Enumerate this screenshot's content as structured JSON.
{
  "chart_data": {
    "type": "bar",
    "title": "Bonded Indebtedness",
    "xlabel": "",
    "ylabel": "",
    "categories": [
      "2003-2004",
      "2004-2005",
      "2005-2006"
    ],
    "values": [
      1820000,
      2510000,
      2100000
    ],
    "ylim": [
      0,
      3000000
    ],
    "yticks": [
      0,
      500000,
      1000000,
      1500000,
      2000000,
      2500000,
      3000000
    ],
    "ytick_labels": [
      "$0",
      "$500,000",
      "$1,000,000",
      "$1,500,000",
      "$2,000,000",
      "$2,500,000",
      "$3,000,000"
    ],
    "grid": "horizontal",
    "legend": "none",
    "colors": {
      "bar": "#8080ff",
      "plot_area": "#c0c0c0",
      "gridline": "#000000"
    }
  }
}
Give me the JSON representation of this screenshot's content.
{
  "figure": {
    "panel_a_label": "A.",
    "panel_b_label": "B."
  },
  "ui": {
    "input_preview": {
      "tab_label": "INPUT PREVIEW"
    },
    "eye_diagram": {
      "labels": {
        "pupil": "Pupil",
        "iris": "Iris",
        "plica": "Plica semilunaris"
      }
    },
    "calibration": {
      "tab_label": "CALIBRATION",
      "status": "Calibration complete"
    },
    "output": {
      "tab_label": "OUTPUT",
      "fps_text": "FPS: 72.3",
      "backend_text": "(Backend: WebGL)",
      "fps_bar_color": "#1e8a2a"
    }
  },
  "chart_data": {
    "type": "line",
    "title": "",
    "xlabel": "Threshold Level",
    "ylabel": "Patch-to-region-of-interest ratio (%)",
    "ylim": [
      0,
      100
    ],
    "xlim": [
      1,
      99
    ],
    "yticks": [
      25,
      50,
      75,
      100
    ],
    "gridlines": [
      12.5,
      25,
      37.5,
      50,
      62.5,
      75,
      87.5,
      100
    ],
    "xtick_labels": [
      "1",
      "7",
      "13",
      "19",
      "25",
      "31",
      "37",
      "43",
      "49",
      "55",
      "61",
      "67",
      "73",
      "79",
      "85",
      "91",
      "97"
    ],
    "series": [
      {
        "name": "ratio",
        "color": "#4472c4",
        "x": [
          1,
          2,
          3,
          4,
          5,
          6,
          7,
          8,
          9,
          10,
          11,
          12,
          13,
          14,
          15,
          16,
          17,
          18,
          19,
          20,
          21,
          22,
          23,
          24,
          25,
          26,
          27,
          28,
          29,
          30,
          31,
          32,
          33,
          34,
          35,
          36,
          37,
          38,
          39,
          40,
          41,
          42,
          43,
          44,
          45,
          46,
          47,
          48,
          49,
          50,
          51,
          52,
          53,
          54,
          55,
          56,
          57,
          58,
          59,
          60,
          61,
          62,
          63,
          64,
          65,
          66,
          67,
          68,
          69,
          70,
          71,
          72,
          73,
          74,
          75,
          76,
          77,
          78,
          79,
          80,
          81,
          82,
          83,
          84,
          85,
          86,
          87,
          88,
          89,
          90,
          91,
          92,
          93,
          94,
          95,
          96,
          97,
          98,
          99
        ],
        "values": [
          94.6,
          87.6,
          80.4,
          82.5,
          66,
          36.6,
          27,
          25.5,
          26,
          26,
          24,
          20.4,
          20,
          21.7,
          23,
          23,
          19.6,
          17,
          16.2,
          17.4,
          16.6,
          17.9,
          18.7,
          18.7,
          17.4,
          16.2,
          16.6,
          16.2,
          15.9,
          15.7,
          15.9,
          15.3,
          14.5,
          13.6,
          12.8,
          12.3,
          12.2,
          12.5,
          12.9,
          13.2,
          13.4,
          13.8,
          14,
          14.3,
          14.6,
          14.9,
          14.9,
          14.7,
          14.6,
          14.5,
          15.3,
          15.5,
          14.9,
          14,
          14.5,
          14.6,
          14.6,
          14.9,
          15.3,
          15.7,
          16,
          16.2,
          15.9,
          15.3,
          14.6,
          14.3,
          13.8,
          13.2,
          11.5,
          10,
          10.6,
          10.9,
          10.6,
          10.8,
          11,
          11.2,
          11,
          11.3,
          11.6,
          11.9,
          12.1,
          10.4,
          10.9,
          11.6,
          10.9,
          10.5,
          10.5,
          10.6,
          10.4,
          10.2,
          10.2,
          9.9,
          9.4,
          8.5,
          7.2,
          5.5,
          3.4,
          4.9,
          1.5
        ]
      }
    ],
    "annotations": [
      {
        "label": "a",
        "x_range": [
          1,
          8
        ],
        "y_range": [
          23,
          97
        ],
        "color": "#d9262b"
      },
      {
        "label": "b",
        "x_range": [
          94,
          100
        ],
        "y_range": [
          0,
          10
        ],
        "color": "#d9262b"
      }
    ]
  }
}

## JOB
Reproduce the complete data exactly as presented above.

## SOLUTION TO THIS EXERCISE
Enumerate this screenshot's content as structured JSON.
{
  "chart_data": {
    "type": "bar",
    "title": "Bonded Indebtedness",
    "xlabel": "",
    "ylabel": "",
    "categories": [
      "2003-2004",
      "2004-2005",
      "2005-2006"
    ],
    "values": [
      1820000,
      2510000,
      2100000
    ],
    "ylim": [
      0,
      3000000
    ],
    "yticks": [
      0,
      500000,
      1000000,
      1500000,
      2000000,
      2500000,
      3000000
    ],
    "ytick_labels": [
      "$0",
      "$500,000",
      "$1,000,000",
      "$1,500,000",
      "$2,000,000",
      "$2,500,000",
      "$3,000,000"
    ],
    "grid": "horizontal",
    "legend": "none",
    "colors": {
      "bar": "#8080ff",
      "plot_area": "#c0c0c0",
      "gridline": "#000000"
    }
  }
}
Give me the JSON representation of this screenshot's content.
{
  "figure": {
    "panel_a_label": "A.",
    "panel_b_label": "B."
  },
  "ui": {
    "input_preview": {
      "tab_label": "INPUT PREVIEW"
    },
    "eye_diagram": {
      "labels": {
        "pupil": "Pupil",
        "iris": "Iris",
        "plica": "Plica semilunaris"
      }
    },
    "calibration": {
      "tab_label": "CALIBRATION",
      "status": "Calibration complete"
    },
    "output": {
      "tab_label": "OUTPUT",
      "fps_text": "FPS: 72.3",
      "backend_text": "(Backend: WebGL)",
      "fps_bar_color": "#1e8a2a"
    }
  },
  "chart_data": {
    "type": "line",
    "title": "",
    "xlabel": "Threshold Level",
    "ylabel": "Patch-to-region-of-interest ratio (%)",
    "ylim": [
      0,
      100
    ],
    "xlim": [
      1,
      99
    ],
    "yticks": [
      25,
      50,
      75,
      100
    ],
    "gridlines": [
      12.5,
      25,
      37.5,
      50,
      62.5,
      75,
      87.5,
      100
    ],
    "xtick_labels": [
      "1",
      "7",
      "13",
      "19",
      "25",
      "31",
      "37",
      "43",
      "49",
      "55",
      "61",
      "67",
      "73",
      "79",
      "85",
      "91",
      "97"
    ],
    "series": [
      {
        "name": "ratio",
        "color": "#4472c4",
        "x": [
          1,
          2,
          3,
          4,
          5,
          6,
          7,
          8,
          9,
          10,
          11,
          12,
          13,
          14,
          15,
          16,
          17,
          18,
          19,
          20,
          21,
          22,
          23,
          24,
          25,
          26,
          27,
          28,
          29,
          30,
          31,
          32,
          33,
          34,
          35,
          36,
          37,
          38,
          39,
          40,
          41,
          42,
          43,
          44,
          45,
          46,
          47,
          48,
          49,
          50,
          51,
          52,
          53,
          54,
          55,
          56,
          57,
          58,
          59,
          60,
          61,
          62,
          63,
          64,
          65,
          66,
          67,
          68,
          69,
          70,
          71,
          72,
          73,
          74,
          75,
          76,
          77,
          78,
          79,
          80,
          81,
          82,
          83,
          84,
          85,
          86,
          87,
          88,
          89,
          90,
          91,
          92,
          93,
          94,
          95,
          96,
          97,
          98,
          99
        ],
        "values": [
          94.6,
          87.6,
          80.4,
          82.5,
          66,
          36.6,
          27,
          25.5,
          26,
          26,
          24,
          20.4,
          20,
          21.7,
          23,
          23,
          19.6,
          17,
          16.2,
          17.4,
          16.6,
          17.9,
          18.7,
          18.7,
          17.4,
          16.2,
          16.6,
          16.2,
          15.9,
          15.7,
          15.9,
          15.3,
          14.5,
          13.6,
          12.8,
          12.3,
          12.2,
          12.5,
          12.9,
          13.2,
          13.4,
          13.8,
          14,
          14.3,
          14.6,
          14.9,
          14.9,
          14.7,
          14.6,
          14.5,
          15.3,
          15.5,
          14.9,
          14,
          14.5,
          14.6,
          14.6,
          14.9,
          15.3,
          15.7,
          16,
          16.2,
          15.9,
          15.3,
          14.6,
          14.3,
          13.8,
          13.2,
          11.5,
          10,
          10.6,
          10.9,
          10.6,
          10.8,
          11,
          11.2,
          11,
          11.3,
          11.6,
          11.9,
          12.1,
          10.4,
          10.9,
          11.6,
          10.9,
          10.5,
          10.5,
          10.6,
          10.4,
          10.2,
          10.2,
          9.9,
          9.4,
          8.5,
          7.2,
          5.5,
          3.4,
          4.9,
          1.5
        ]
      }
    ],
    "annotations": [
      {
        "label": "a",
        "x_range": [
          1,
          8
        ],
        "y_range": [
          23,
          97
        ],
        "color": "#d9262b"
      },
      {
        "label": "b",
        "x_range": [
          94,
          100
        ],
        "y_range": [
          0,
          10
        ],
        "color": "#d9262b"
      }
    ]
  }
}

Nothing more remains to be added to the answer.